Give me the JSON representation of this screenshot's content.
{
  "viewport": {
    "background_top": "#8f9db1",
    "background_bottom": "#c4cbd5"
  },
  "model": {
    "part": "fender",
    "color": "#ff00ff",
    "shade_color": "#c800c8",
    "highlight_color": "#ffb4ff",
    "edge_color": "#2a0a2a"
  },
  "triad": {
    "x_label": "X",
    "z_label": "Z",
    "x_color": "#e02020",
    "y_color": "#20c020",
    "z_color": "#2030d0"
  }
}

— Task details —
Repeat the whole listing exactly, keeping every line intact.

— Reply to the exercise —
Give me the JSON representation of this screenshot's content.
{
  "viewport": {
    "background_top": "#8f9db1",
    "background_bottom": "#c4cbd5"
  },
  "model": {
    "part": "fender",
    "color": "#ff00ff",
    "shade_color": "#c800c8",
    "highlight_color": "#ffb4ff",
    "edge_color": "#2a0a2a"
  },
  "triad": {
    "x_label": "X",
    "z_label": "Z",
    "x_color": "#e02020",
    "y_color": "#20c020",
    "z_color": "#2030d0"
  }
}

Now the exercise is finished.